» **Exercise description**
Reproduce all entries precisely as they are written.

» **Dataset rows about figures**
- - -
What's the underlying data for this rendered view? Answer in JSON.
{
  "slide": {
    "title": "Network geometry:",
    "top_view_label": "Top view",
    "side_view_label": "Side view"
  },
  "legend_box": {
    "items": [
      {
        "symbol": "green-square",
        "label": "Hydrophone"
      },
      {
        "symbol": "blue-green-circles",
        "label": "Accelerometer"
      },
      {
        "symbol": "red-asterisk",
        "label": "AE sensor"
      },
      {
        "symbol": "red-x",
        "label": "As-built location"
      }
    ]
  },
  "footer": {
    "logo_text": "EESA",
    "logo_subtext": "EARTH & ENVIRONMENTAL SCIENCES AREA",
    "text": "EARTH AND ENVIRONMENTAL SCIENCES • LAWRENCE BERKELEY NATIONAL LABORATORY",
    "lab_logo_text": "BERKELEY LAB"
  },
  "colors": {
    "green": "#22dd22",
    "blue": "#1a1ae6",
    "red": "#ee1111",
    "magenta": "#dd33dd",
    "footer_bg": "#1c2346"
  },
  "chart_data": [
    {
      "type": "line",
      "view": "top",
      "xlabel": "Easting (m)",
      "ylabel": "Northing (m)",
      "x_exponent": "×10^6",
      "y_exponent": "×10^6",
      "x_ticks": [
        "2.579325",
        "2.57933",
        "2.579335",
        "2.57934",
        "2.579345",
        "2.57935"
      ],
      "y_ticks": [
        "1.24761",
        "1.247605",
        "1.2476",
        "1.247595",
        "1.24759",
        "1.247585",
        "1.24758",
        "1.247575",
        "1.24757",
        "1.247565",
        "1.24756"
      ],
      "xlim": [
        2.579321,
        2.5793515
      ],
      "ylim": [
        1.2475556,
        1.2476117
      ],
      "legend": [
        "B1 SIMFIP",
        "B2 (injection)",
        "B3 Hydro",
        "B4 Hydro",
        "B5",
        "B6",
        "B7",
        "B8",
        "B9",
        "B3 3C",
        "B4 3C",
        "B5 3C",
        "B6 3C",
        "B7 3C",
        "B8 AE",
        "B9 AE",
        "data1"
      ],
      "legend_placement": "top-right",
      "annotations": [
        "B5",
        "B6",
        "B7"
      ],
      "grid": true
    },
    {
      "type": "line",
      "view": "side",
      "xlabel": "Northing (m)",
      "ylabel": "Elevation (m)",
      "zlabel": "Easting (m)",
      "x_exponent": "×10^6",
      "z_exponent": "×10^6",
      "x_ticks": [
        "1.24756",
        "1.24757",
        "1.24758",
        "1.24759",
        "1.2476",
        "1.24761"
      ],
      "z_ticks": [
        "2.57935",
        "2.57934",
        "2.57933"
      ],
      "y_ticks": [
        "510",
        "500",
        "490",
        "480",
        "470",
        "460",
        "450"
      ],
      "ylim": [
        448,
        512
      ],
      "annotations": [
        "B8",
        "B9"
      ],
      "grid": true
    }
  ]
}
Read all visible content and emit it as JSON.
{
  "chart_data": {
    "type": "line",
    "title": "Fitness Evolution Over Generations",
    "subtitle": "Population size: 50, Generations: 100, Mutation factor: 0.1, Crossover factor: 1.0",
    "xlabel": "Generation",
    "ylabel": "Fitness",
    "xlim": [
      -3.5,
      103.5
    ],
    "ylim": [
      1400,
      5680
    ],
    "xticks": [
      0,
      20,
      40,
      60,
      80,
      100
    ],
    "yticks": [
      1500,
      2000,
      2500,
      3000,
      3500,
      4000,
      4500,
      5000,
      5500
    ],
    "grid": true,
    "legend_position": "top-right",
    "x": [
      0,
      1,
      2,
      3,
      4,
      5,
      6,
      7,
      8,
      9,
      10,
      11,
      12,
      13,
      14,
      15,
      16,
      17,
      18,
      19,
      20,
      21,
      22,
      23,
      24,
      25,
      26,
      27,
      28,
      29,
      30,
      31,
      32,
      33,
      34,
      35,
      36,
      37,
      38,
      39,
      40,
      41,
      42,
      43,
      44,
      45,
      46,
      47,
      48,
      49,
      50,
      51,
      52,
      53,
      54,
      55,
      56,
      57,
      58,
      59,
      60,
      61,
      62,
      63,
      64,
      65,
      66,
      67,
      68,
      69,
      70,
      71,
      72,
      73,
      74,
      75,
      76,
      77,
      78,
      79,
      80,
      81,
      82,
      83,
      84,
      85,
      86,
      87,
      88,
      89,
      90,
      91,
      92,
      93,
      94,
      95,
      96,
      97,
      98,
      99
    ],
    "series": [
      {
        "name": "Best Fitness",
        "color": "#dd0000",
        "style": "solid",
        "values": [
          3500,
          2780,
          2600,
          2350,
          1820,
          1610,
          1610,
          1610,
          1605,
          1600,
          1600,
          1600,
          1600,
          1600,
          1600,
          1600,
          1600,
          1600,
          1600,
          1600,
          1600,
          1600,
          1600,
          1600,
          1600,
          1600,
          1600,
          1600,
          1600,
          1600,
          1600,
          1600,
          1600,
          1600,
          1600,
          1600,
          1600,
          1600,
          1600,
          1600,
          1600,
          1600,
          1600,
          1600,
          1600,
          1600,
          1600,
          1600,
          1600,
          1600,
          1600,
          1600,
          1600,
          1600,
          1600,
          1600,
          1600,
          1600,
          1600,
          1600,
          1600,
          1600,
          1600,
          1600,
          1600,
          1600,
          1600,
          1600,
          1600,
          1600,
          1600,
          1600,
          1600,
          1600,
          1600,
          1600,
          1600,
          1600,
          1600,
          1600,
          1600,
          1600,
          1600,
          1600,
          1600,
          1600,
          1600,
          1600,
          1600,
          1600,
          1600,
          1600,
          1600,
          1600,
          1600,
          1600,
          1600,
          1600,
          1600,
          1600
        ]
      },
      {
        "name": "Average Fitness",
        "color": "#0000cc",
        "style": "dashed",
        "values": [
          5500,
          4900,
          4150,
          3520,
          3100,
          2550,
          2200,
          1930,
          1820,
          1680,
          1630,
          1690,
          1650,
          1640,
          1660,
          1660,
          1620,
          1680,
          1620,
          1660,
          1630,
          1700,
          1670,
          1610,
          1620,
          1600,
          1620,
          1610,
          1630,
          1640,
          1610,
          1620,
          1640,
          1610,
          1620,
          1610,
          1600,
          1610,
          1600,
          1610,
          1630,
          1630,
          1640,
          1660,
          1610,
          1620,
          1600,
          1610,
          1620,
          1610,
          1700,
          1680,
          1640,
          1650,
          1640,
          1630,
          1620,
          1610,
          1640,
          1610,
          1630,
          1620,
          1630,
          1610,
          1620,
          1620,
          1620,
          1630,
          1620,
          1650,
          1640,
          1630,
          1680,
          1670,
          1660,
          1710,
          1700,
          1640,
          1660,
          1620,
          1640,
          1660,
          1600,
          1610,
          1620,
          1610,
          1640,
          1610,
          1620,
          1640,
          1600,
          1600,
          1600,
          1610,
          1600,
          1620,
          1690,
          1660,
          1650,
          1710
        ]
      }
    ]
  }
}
- - -
» **Result of this task**
What's the underlying data for this rendered view? Answer in JSON.
{
  "slide": {
    "title": "Network geometry:",
    "top_view_label": "Top view",
    "side_view_label": "Side view"
  },
  "legend_box": {
    "items": [
      {
        "symbol": "green-square",
        "label": "Hydrophone"
      },
      {
        "symbol": "blue-green-circles",
        "label": "Accelerometer"
      },
      {
        "symbol": "red-asterisk",
        "label": "AE sensor"
      },
      {
        "symbol": "red-x",
        "label": "As-built location"
      }
    ]
  },
  "footer": {
    "logo_text": "EESA",
    "logo_subtext": "EARTH & ENVIRONMENTAL SCIENCES AREA",
    "text": "EARTH AND ENVIRONMENTAL SCIENCES • LAWRENCE BERKELEY NATIONAL LABORATORY",
    "lab_logo_text": "BERKELEY LAB"
  },
  "colors": {
    "green": "#22dd22",
    "blue": "#1a1ae6",
    "red": "#ee1111",
    "magenta": "#dd33dd",
    "footer_bg": "#1c2346"
  },
  "chart_data": [
    {
      "type": "line",
      "view": "top",
      "xlabel": "Easting (m)",
      "ylabel": "Northing (m)",
      "x_exponent": "×10^6",
      "y_exponent": "×10^6",
      "x_ticks": [
        "2.579325",
        "2.57933",
        "2.579335",
        "2.57934",
        "2.579345",
        "2.57935"
      ],
      "y_ticks": [
        "1.24761",
        "1.247605",
        "1.2476",
        "1.247595",
        "1.24759",
        "1.247585",
        "1.24758",
        "1.247575",
        "1.24757",
        "1.247565",
        "1.24756"
      ],
      "xlim": [
        2.579321,
        2.5793515
      ],
      "ylim": [
        1.2475556,
        1.2476117
      ],
      "legend": [
        "B1 SIMFIP",
        "B2 (injection)",
        "B3 Hydro",
        "B4 Hydro",
        "B5",
        "B6",
        "B7",
        "B8",
        "B9",
        "B3 3C",
        "B4 3C",
        "B5 3C",
        "B6 3C",
        "B7 3C",
        "B8 AE",
        "B9 AE",
        "data1"
      ],
      "legend_placement": "top-right",
      "annotations": [
        "B5",
        "B6",
        "B7"
      ],
      "grid": true
    },
    {
      "type": "line",
      "view": "side",
      "xlabel": "Northing (m)",
      "ylabel": "Elevation (m)",
      "zlabel": "Easting (m)",
      "x_exponent": "×10^6",
      "z_exponent": "×10^6",
      "x_ticks": [
        "1.24756",
        "1.24757",
        "1.24758",
        "1.24759",
        "1.2476",
        "1.24761"
      ],
      "z_ticks": [
        "2.57935",
        "2.57934",
        "2.57933"
      ],
      "y_ticks": [
        "510",
        "500",
        "490",
        "480",
        "470",
        "460",
        "450"
      ],
      "ylim": [
        448,
        512
      ],
      "annotations": [
        "B8",
        "B9"
      ],
      "grid": true
    }
  ]
}
Read all visible content and emit it as JSON.
{
  "chart_data": {
    "type": "line",
    "title": "Fitness Evolution Over Generations",
    "subtitle": "Population size: 50, Generations: 100, Mutation factor: 0.1, Crossover factor: 1.0",
    "xlabel": "Generation",
    "ylabel": "Fitness",
    "xlim": [
      -3.5,
      103.5
    ],
    "ylim": [
      1400,
      5680
    ],
    "xticks": [
      0,
      20,
      40,
      60,
      80,
      100
    ],
    "yticks": [
      1500,
      2000,
      2500,
      3000,
      3500,
      4000,
      4500,
      5000,
      5500
    ],
    "grid": true,
    "legend_position": "top-right",
    "x": [
      0,
      1,
      2,
      3,
      4,
      5,
      6,
      7,
      8,
      9,
      10,
      11,
      12,
      13,
      14,
      15,
      16,
      17,
      18,
      19,
      20,
      21,
      22,
      23,
      24,
      25,
      26,
      27,
      28,
      29,
      30,
      31,
      32,
      33,
      34,
      35,
      36,
      37,
      38,
      39,
      40,
      41,
      42,
      43,
      44,
      45,
      46,
      47,
      48,
      49,
      50,
      51,
      52,
      53,
      54,
      55,
      56,
      57,
      58,
      59,
      60,
      61,
      62,
      63,
      64,
      65,
      66,
      67,
      68,
      69,
      70,
      71,
      72,
      73,
      74,
      75,
      76,
      77,
      78,
      79,
      80,
      81,
      82,
      83,
      84,
      85,
      86,
      87,
      88,
      89,
      90,
      91,
      92,
      93,
      94,
      95,
      96,
      97,
      98,
      99
    ],
    "series": [
      {
        "name": "Best Fitness",
        "color": "#dd0000",
        "style": "solid",
        "values": [
          3500,
          2780,
          2600,
          2350,
          1820,
          1610,
          1610,
          1610,
          1605,
          1600,
          1600,
          1600,
          1600,
          1600,
          1600,
          1600,
          1600,
          1600,
          1600,
          1600,
          1600,
          1600,
          1600,
          1600,
          1600,
          1600,
          1600,
          1600,
          1600,
          1600,
          1600,
          1600,
          1600,
          1600,
          1600,
          1600,
          1600,
          1600,
          1600,
          1600,
          1600,
          1600,
          1600,
          1600,
          1600,
          1600,
          1600,
          1600,
          1600,
          1600,
          1600,
          1600,
          1600,
          1600,
          1600,
          1600,
          1600,
          1600,
          1600,
          1600,
          1600,
          1600,
          1600,
          1600,
          1600,
          1600,
          1600,
          1600,
          1600,
          1600,
          1600,
          1600,
          1600,
          1600,
          1600,
          1600,
          1600,
          1600,
          1600,
          1600,
          1600,
          1600,
          1600,
          1600,
          1600,
          1600,
          1600,
          1600,
          1600,
          1600,
          1600,
          1600,
          1600,
          1600,
          1600,
          1600,
          1600,
          1600,
          1600,
          1600
        ]
      },
      {
        "name": "Average Fitness",
        "color": "#0000cc",
        "style": "dashed",
        "values": [
          5500,
          4900,
          4150,
          3520,
          3100,
          2550,
          2200,
          1930,
          1820,
          1680,
          1630,
          1690,
          1650,
          1640,
          1660,
          1660,
          1620,
          1680,
          1620,
          1660,
          1630,
          1700,
          1670,
          1610,
          1620,
          1600,
          1620,
          1610,
          1630,
          1640,
          1610,
          1620,
          1640,
          1610,
          1620,
          1610,
          1600,
          1610,
          1600,
          1610,
          1630,
          1630,
          1640,
          1660,
          1610,
          1620,
          1600,
          1610,
          1620,
          1610,
          1700,
          1680,
          1640,
          1650,
          1640,
          1630,
          1620,
          1610,
          1640,
          1610,
          1630,
          1620,
          1630,
          1610,
          1620,
          1620,
          1620,
          1630,
          1620,
          1650,
          1640,
          1630,
          1680,
          1670,
          1660,
          1710,
          1700,
          1640,
          1660,
          1620,
          1640,
          1660,
          1600,
          1610,
          1620,
          1610,
          1640,
          1610,
          1620,
          1640,
          1600,
          1600,
          1600,
          1610,
          1600,
          1620,
          1690,
          1660,
          1650,
          1710
        ]
      }
    ]
  }
}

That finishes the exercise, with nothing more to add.